╭─ The data

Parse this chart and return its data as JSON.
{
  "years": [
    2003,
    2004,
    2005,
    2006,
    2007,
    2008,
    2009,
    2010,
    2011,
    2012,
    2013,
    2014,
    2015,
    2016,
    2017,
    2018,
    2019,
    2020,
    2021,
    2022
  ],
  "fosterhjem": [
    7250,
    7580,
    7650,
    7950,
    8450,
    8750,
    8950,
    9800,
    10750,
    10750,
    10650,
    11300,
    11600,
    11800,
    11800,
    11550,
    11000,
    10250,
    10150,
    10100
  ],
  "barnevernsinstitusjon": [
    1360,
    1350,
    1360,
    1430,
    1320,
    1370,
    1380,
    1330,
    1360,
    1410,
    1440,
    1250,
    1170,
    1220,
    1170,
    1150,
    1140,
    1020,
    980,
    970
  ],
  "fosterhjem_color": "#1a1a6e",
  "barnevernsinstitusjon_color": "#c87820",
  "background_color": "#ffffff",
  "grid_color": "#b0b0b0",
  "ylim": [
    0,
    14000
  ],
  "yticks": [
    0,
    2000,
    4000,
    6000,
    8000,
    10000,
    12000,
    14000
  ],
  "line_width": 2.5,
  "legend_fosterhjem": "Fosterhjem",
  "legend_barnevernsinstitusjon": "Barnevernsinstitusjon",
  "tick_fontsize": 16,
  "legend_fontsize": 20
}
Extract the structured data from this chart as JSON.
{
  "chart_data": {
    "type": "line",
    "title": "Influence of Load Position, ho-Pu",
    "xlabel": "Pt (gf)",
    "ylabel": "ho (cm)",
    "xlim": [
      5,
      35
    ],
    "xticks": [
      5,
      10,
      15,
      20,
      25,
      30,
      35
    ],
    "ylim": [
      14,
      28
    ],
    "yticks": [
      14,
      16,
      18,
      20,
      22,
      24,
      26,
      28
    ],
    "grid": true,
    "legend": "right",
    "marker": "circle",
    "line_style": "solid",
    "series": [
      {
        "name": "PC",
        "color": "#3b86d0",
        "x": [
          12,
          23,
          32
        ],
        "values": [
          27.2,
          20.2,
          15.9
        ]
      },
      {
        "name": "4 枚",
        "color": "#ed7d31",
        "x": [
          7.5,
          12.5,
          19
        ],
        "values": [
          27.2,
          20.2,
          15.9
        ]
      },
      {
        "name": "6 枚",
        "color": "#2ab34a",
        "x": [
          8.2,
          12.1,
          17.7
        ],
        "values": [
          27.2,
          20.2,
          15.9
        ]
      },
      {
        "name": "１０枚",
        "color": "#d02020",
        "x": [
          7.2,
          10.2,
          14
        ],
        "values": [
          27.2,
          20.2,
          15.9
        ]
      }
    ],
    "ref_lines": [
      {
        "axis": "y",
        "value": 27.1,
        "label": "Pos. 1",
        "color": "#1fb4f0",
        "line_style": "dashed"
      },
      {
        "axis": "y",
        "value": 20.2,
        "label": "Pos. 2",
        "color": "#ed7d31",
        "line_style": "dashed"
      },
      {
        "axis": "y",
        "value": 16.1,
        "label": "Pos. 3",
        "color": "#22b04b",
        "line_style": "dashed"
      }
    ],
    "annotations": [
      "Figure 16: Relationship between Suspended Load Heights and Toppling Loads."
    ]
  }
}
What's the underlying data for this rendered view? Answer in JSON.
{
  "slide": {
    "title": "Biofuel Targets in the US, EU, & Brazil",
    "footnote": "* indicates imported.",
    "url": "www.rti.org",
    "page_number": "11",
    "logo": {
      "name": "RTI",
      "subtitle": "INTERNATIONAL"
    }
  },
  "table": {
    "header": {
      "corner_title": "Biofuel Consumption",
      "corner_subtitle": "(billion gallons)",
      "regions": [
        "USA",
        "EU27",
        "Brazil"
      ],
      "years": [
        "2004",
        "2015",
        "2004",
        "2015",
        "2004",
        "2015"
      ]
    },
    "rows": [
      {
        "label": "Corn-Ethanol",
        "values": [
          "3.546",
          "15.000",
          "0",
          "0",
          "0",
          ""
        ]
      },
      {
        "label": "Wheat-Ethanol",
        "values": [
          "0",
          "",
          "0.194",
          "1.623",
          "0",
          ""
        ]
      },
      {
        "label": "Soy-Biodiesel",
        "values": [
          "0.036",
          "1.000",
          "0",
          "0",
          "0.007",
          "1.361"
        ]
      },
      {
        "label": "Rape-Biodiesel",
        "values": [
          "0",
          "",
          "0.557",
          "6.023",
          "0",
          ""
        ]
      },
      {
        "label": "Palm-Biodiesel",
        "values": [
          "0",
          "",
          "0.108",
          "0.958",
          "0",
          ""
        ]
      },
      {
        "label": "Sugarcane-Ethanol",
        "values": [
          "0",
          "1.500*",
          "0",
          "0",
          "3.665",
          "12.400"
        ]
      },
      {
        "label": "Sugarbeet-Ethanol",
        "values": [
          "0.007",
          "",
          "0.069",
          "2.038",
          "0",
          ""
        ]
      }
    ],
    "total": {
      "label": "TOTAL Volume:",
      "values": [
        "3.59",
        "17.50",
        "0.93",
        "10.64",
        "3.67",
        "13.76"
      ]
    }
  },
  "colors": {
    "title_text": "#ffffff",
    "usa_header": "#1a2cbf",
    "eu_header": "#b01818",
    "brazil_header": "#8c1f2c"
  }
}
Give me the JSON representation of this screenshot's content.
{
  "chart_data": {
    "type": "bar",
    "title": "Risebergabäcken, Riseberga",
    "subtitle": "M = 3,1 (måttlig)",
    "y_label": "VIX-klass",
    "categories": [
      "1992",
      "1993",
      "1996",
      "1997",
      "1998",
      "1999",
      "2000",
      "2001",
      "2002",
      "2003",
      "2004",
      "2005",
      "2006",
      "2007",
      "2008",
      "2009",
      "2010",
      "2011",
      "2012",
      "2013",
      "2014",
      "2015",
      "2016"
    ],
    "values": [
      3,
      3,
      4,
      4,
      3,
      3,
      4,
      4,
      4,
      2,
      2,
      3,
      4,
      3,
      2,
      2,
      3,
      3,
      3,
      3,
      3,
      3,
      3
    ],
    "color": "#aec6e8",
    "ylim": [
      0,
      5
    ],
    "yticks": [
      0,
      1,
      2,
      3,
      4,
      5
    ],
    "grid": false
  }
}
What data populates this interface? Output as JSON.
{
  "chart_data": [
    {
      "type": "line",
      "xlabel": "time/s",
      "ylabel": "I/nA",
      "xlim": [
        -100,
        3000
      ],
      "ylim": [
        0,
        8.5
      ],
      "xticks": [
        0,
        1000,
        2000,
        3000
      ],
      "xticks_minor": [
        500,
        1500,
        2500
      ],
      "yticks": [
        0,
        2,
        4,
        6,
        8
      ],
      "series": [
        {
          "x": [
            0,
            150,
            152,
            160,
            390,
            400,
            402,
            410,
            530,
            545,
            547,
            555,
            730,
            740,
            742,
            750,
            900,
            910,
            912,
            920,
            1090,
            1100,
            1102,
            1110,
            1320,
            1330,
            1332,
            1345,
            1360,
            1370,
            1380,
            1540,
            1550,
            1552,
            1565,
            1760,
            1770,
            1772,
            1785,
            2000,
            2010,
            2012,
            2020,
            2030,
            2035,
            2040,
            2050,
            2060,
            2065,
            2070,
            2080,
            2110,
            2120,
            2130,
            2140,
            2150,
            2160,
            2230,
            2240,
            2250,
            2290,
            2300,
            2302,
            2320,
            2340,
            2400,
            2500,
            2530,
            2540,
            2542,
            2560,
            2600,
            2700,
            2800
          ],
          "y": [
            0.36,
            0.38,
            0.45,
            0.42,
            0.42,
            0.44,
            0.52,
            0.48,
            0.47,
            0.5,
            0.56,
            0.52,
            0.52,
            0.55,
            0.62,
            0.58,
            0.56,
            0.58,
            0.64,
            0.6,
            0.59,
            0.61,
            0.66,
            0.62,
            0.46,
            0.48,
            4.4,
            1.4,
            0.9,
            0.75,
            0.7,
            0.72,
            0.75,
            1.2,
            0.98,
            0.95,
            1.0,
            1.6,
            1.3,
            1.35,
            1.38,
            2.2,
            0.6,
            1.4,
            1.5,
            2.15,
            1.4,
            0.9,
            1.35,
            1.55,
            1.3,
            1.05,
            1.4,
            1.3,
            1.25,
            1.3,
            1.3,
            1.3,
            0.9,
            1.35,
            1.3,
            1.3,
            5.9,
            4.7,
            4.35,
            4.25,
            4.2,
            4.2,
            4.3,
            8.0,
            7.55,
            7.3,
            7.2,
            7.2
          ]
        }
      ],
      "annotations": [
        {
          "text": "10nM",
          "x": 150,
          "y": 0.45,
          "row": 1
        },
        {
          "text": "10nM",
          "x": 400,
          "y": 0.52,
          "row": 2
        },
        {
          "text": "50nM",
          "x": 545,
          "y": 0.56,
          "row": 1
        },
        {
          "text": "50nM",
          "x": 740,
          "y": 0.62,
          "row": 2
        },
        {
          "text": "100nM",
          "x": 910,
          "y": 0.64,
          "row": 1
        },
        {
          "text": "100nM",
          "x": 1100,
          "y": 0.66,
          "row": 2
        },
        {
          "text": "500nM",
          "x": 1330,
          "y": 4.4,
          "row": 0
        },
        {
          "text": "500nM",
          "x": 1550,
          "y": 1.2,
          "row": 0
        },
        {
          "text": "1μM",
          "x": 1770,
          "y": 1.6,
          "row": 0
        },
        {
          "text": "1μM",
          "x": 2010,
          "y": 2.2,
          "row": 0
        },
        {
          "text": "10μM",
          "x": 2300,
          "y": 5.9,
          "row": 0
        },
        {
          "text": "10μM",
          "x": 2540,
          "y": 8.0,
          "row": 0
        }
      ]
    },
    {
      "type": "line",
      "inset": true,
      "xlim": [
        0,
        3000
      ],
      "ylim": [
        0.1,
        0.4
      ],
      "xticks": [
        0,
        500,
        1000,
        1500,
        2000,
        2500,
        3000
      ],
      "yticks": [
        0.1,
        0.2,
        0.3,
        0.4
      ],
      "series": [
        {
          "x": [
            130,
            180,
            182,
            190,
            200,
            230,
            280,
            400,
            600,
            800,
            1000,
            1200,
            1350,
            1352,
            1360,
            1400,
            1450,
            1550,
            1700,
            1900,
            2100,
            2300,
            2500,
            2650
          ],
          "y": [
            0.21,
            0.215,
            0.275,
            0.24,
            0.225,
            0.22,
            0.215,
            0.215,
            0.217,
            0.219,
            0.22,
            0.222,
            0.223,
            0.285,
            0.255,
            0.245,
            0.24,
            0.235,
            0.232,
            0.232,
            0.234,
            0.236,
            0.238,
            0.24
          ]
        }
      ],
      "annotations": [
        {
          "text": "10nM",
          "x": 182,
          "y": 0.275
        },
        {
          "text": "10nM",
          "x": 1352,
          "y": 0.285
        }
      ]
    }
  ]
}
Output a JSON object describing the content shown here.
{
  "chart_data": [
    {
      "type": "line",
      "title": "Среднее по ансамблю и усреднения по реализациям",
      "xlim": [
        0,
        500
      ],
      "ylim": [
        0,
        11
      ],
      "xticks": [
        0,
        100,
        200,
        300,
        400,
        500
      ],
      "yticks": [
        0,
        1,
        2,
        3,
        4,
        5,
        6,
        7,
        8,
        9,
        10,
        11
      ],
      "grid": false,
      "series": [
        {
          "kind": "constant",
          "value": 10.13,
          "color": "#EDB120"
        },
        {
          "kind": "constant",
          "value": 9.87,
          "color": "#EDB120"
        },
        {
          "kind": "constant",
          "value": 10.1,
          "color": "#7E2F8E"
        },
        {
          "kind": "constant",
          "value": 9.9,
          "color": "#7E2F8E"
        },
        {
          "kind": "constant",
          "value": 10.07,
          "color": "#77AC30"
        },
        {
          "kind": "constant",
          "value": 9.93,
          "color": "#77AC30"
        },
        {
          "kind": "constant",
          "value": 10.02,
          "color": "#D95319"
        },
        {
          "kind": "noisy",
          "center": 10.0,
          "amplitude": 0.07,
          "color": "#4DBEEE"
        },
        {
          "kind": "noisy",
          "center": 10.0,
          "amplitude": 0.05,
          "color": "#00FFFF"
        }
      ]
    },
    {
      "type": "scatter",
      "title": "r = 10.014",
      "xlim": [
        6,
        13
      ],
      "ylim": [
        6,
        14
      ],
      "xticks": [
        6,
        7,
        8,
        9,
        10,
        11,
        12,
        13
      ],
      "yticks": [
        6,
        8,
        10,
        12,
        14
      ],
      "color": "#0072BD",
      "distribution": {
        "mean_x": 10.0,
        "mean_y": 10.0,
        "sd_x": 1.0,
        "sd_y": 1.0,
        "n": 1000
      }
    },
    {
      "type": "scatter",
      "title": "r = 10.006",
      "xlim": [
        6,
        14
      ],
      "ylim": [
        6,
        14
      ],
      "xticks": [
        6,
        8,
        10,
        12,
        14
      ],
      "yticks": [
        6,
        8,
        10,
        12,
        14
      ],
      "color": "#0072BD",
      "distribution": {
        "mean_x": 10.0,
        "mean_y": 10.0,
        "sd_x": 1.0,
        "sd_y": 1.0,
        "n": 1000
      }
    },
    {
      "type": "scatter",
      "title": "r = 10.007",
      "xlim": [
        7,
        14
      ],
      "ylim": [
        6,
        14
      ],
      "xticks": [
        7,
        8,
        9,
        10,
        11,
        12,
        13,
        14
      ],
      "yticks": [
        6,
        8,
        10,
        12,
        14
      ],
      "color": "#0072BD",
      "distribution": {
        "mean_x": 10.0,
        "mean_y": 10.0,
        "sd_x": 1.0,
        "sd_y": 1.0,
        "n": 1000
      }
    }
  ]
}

╰─

Show all lines above holding "ffffff".

### Answer to the problem
  "background_color": "#ffffff",
    "title_text": "#ffffff",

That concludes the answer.